• Task description:
Reproduce the following lines word for word, keeping every character, number, and line break unchanged.

-- Start Data entries --

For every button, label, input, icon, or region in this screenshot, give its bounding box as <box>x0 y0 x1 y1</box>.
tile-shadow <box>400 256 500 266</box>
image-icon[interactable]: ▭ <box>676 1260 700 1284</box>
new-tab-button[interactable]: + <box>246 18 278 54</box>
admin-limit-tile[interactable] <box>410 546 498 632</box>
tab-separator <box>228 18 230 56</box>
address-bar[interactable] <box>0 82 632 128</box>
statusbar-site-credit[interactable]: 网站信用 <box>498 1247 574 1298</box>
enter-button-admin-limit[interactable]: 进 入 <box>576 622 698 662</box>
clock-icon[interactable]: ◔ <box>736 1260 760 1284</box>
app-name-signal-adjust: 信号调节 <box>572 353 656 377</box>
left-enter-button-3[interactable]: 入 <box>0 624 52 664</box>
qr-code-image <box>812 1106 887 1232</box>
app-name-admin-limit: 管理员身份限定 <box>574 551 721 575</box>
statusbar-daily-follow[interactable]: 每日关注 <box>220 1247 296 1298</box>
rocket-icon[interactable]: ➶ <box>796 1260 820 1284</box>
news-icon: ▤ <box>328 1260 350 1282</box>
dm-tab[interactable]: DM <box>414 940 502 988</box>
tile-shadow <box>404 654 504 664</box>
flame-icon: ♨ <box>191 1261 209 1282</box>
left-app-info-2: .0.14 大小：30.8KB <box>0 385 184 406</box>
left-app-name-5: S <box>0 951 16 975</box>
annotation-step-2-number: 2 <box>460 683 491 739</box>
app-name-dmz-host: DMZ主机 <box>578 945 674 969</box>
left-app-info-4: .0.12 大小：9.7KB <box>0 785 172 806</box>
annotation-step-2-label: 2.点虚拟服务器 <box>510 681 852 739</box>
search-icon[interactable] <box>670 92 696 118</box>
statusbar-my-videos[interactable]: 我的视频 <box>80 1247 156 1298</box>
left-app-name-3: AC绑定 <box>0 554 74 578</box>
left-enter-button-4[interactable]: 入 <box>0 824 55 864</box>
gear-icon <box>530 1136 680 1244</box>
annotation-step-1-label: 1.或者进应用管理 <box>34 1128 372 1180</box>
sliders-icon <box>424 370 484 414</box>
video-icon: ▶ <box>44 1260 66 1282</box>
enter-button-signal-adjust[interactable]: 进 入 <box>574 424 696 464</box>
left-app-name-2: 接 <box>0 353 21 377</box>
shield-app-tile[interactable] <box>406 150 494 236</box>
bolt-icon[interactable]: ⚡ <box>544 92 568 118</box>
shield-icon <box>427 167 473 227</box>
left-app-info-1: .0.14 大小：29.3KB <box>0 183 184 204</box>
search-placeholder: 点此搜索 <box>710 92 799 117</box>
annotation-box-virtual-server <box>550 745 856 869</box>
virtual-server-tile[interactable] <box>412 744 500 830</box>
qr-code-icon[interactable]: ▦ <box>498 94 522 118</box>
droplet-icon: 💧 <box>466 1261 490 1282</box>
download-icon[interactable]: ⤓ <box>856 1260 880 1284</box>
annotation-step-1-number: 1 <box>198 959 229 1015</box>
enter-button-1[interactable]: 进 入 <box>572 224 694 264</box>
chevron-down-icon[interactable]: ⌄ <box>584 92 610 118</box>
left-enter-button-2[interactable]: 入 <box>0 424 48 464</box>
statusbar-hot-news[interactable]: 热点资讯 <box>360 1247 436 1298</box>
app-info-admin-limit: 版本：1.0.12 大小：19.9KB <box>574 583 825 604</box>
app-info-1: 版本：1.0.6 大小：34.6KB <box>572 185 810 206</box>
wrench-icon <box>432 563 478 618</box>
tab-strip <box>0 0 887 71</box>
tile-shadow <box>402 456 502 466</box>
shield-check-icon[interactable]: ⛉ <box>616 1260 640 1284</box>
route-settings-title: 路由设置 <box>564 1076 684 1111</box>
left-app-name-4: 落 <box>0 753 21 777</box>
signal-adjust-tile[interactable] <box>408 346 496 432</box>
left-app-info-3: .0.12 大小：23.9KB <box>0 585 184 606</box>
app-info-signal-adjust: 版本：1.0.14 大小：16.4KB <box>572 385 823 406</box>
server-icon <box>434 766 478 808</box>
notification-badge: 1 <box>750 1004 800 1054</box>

-- End Data entries --

• Response to this task:
For every button, label, input, icon, or region in this screenshot, give its bounding box as <box>x0 y0 x1 y1</box>.
tile-shadow <box>400 256 500 266</box>
image-icon[interactable]: ▭ <box>676 1260 700 1284</box>
new-tab-button[interactable]: + <box>246 18 278 54</box>
admin-limit-tile[interactable] <box>410 546 498 632</box>
tab-separator <box>228 18 230 56</box>
address-bar[interactable] <box>0 82 632 128</box>
statusbar-site-credit[interactable]: 网站信用 <box>498 1247 574 1298</box>
enter-button-admin-limit[interactable]: 进 入 <box>576 622 698 662</box>
clock-icon[interactable]: ◔ <box>736 1260 760 1284</box>
app-name-signal-adjust: 信号调节 <box>572 353 656 377</box>
left-enter-button-3[interactable]: 入 <box>0 624 52 664</box>
qr-code-image <box>812 1106 887 1232</box>
app-name-admin-limit: 管理员身份限定 <box>574 551 721 575</box>
statusbar-daily-follow[interactable]: 每日关注 <box>220 1247 296 1298</box>
rocket-icon[interactable]: ➶ <box>796 1260 820 1284</box>
news-icon: ▤ <box>328 1260 350 1282</box>
dm-tab[interactable]: DM <box>414 940 502 988</box>
tile-shadow <box>404 654 504 664</box>
flame-icon: ♨ <box>191 1261 209 1282</box>
left-app-info-2: .0.14 大小：30.8KB <box>0 385 184 406</box>
left-app-name-5: S <box>0 951 16 975</box>
annotation-step-2-number: 2 <box>460 683 491 739</box>
app-name-dmz-host: DMZ主机 <box>578 945 674 969</box>
left-app-info-4: .0.12 大小：9.7KB <box>0 785 172 806</box>
annotation-step-2-label: 2.点虚拟服务器 <box>510 681 852 739</box>
search-icon[interactable] <box>670 92 696 118</box>
statusbar-my-videos[interactable]: 我的视频 <box>80 1247 156 1298</box>
left-app-name-3: AC绑定 <box>0 554 74 578</box>
left-enter-button-4[interactable]: 入 <box>0 824 55 864</box>
gear-icon <box>530 1136 680 1244</box>
annotation-step-1-label: 1.或者进应用管理 <box>34 1128 372 1180</box>
sliders-icon <box>424 370 484 414</box>
video-icon: ▶ <box>44 1260 66 1282</box>
enter-button-signal-adjust[interactable]: 进 入 <box>574 424 696 464</box>
left-app-name-2: 接 <box>0 353 21 377</box>
shield-app-tile[interactable] <box>406 150 494 236</box>
bolt-icon[interactable]: ⚡ <box>544 92 568 118</box>
shield-icon <box>427 167 473 227</box>
left-app-info-1: .0.14 大小：29.3KB <box>0 183 184 204</box>
search-placeholder: 点此搜索 <box>710 92 799 117</box>
annotation-box-virtual-server <box>550 745 856 869</box>
virtual-server-tile[interactable] <box>412 744 500 830</box>
qr-code-icon[interactable]: ▦ <box>498 94 522 118</box>
droplet-icon: 💧 <box>466 1261 490 1282</box>
download-icon[interactable]: ⤓ <box>856 1260 880 1284</box>
annotation-step-1-number: 1 <box>198 959 229 1015</box>
enter-button-1[interactable]: 进 入 <box>572 224 694 264</box>
chevron-down-icon[interactable]: ⌄ <box>584 92 610 118</box>
left-enter-button-2[interactable]: 入 <box>0 424 48 464</box>
statusbar-hot-news[interactable]: 热点资讯 <box>360 1247 436 1298</box>
app-info-admin-limit: 版本：1.0.12 大小：19.9KB <box>574 583 825 604</box>
app-info-1: 版本：1.0.6 大小：34.6KB <box>572 185 810 206</box>
wrench-icon <box>432 563 478 618</box>
tab-strip <box>0 0 887 71</box>
tile-shadow <box>402 456 502 466</box>
shield-check-icon[interactable]: ⛉ <box>616 1260 640 1284</box>
route-settings-title: 路由设置 <box>564 1076 684 1111</box>
left-app-name-4: 落 <box>0 753 21 777</box>
signal-adjust-tile[interactable] <box>408 346 496 432</box>
left-app-info-3: .0.12 大小：23.9KB <box>0 585 184 606</box>
app-info-signal-adjust: 版本：1.0.14 大小：16.4KB <box>572 385 823 406</box>
server-icon <box>434 766 478 808</box>
notification-badge: 1 <box>750 1004 800 1054</box>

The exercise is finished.